> _SUPPLIED DATA_:

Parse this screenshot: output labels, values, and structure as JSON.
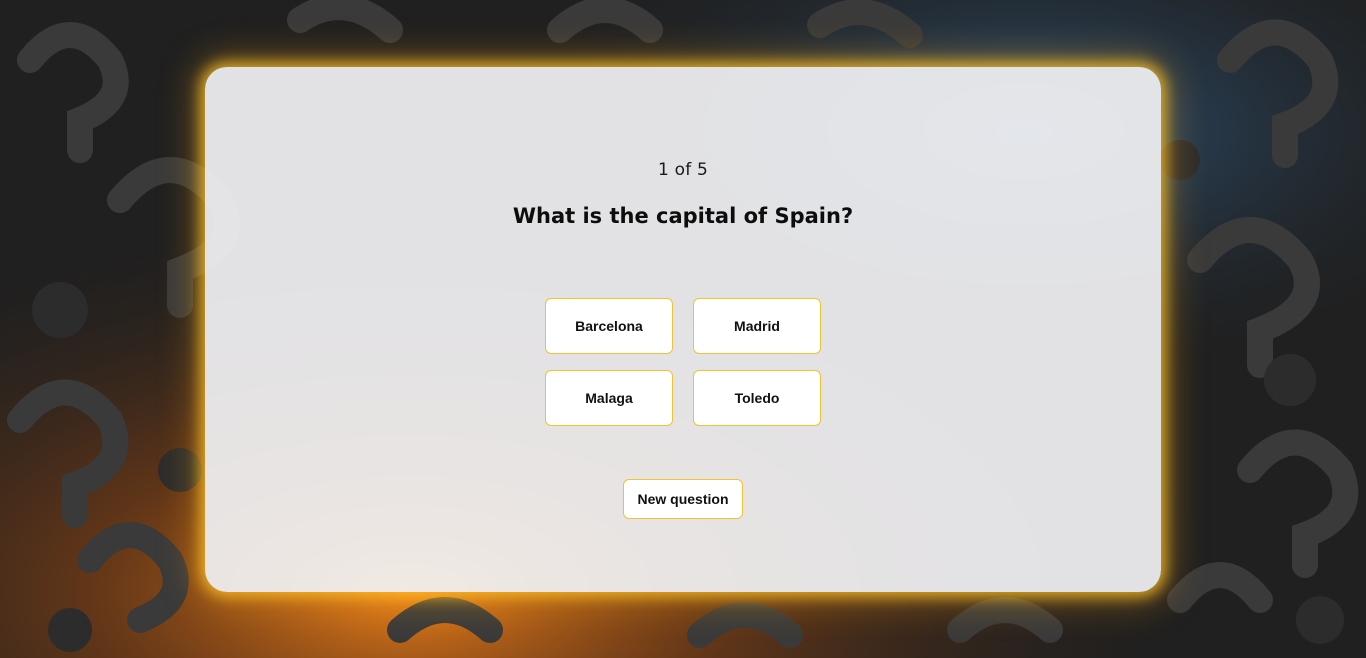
{
  "quiz": {
    "counter": "1 of 5",
    "question": "What is the capital of Spain?",
    "answers": [
      {
        "label": "Barcelona"
      },
      {
        "label": "Madrid"
      },
      {
        "label": "Malaga"
      },
      {
        "label": "Toledo"
      }
    ],
    "new_question_label": "New question"
  },
  "colors": {
    "accent_glow": "#ffc428",
    "button_border": "#f2c230",
    "card_background": "#f1f1f3",
    "page_background": "#1b1b1b"
  }
}
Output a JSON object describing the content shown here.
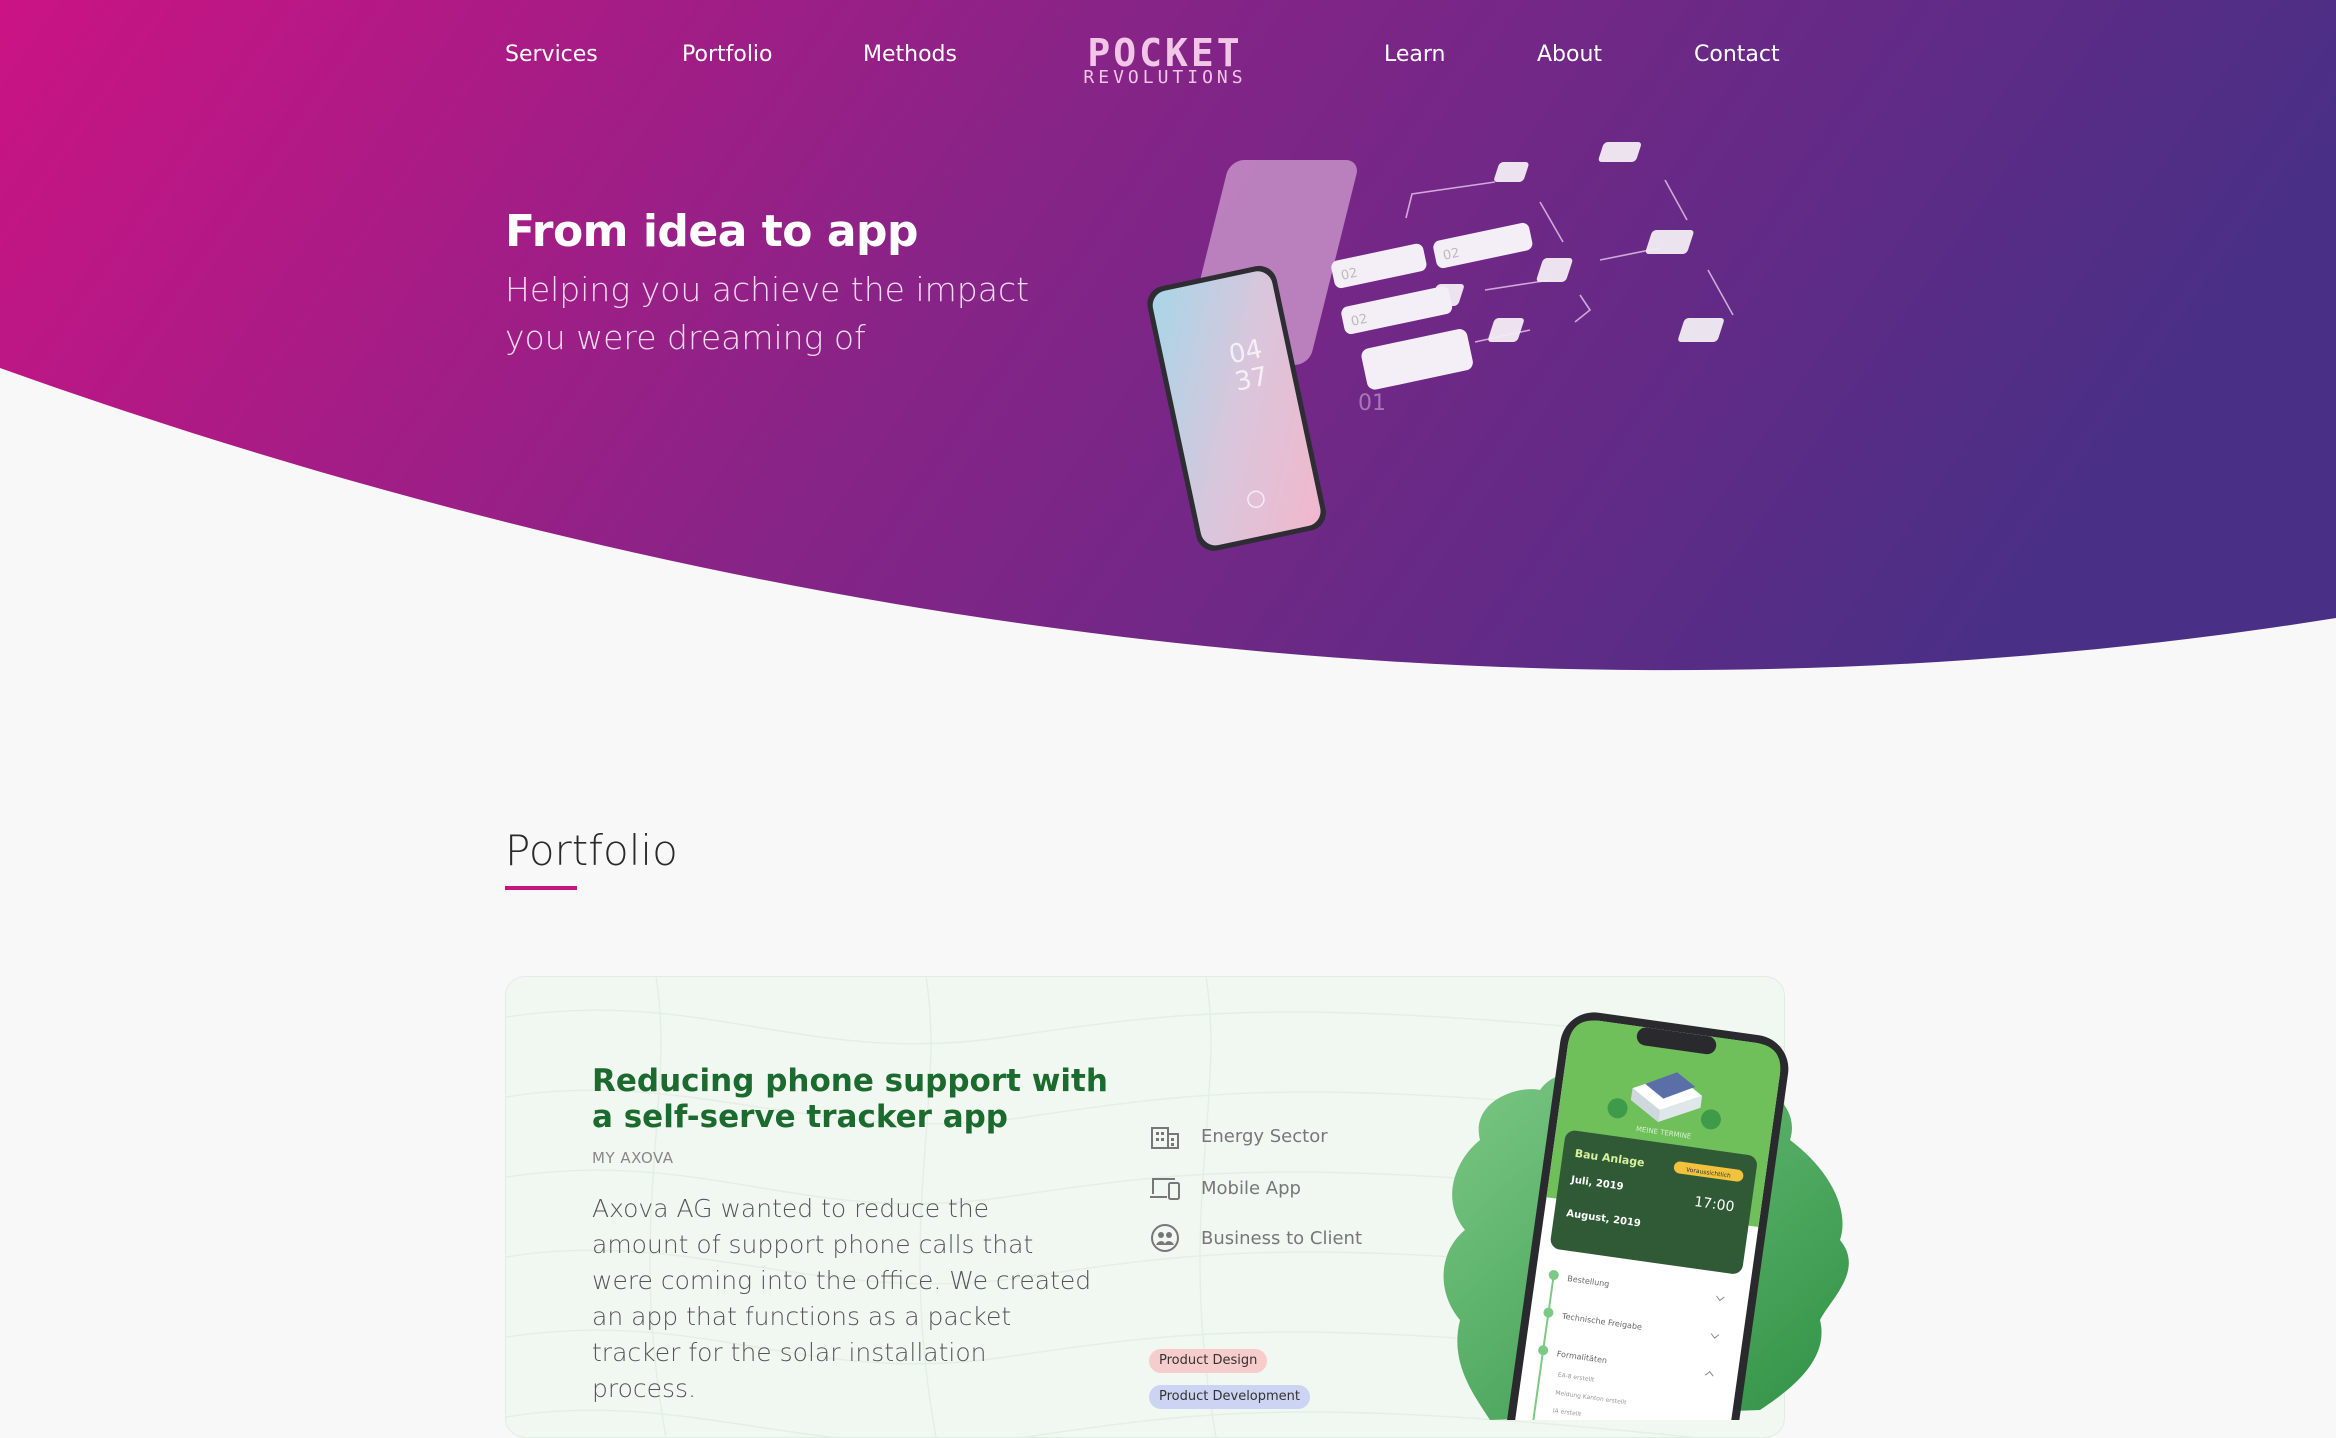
{
  "nav": {
    "services": "Services",
    "portfolio": "Portfolio",
    "methods": "Methods",
    "learn": "Learn",
    "about": "About",
    "contact": "Contact"
  },
  "logo": {
    "line1": "POCKET",
    "line2": "REVOLUTIONS"
  },
  "hero": {
    "title": "From idea to app",
    "subtitle": "Helping you achieve the impact you were dreaming of",
    "illustration_cards": [
      "02",
      "02",
      "02",
      "01"
    ],
    "phone_time": [
      "04",
      "37"
    ]
  },
  "portfolio": {
    "heading": "Portfolio",
    "card": {
      "title": "Reducing phone support with a self-serve tracker app",
      "client": "MY AXOVA",
      "description": "Axova AG wanted to reduce the amount of support phone calls that were coming into the office. We created an app that functions as a packet tracker for the solar installation process.",
      "meta": [
        {
          "icon": "building-icon",
          "label": "Energy Sector"
        },
        {
          "icon": "devices-icon",
          "label": "Mobile App"
        },
        {
          "icon": "people-icon",
          "label": "Business to Client"
        }
      ],
      "tags": [
        {
          "label": "Product Design",
          "color": "#f7cccc"
        },
        {
          "label": "Product Development",
          "color": "#cdd3f2"
        }
      ],
      "app_screen": {
        "header": "MEINE TERMINE",
        "project": "Bau Anlage",
        "badge": "Voraussichtlich",
        "date_from": "Juli, 2019",
        "time": "17:00",
        "date_to": "August, 2019",
        "steps": [
          "Bestellung",
          "Technische Freigabe",
          "Formalitäten"
        ],
        "substeps": [
          "EA-8 erstellt",
          "Meldung Kanton erstellt",
          "IA erstellt"
        ]
      }
    }
  },
  "colors": {
    "brand_magenta": "#c7157f",
    "brand_purple": "#4e2f86",
    "card_green": "#1b6a2e"
  }
}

> _TASK DIRECTIONS_:
In the listing, find every line with the word "were" and state how many there are, nothing more.

> _THE SOLUTION_:
2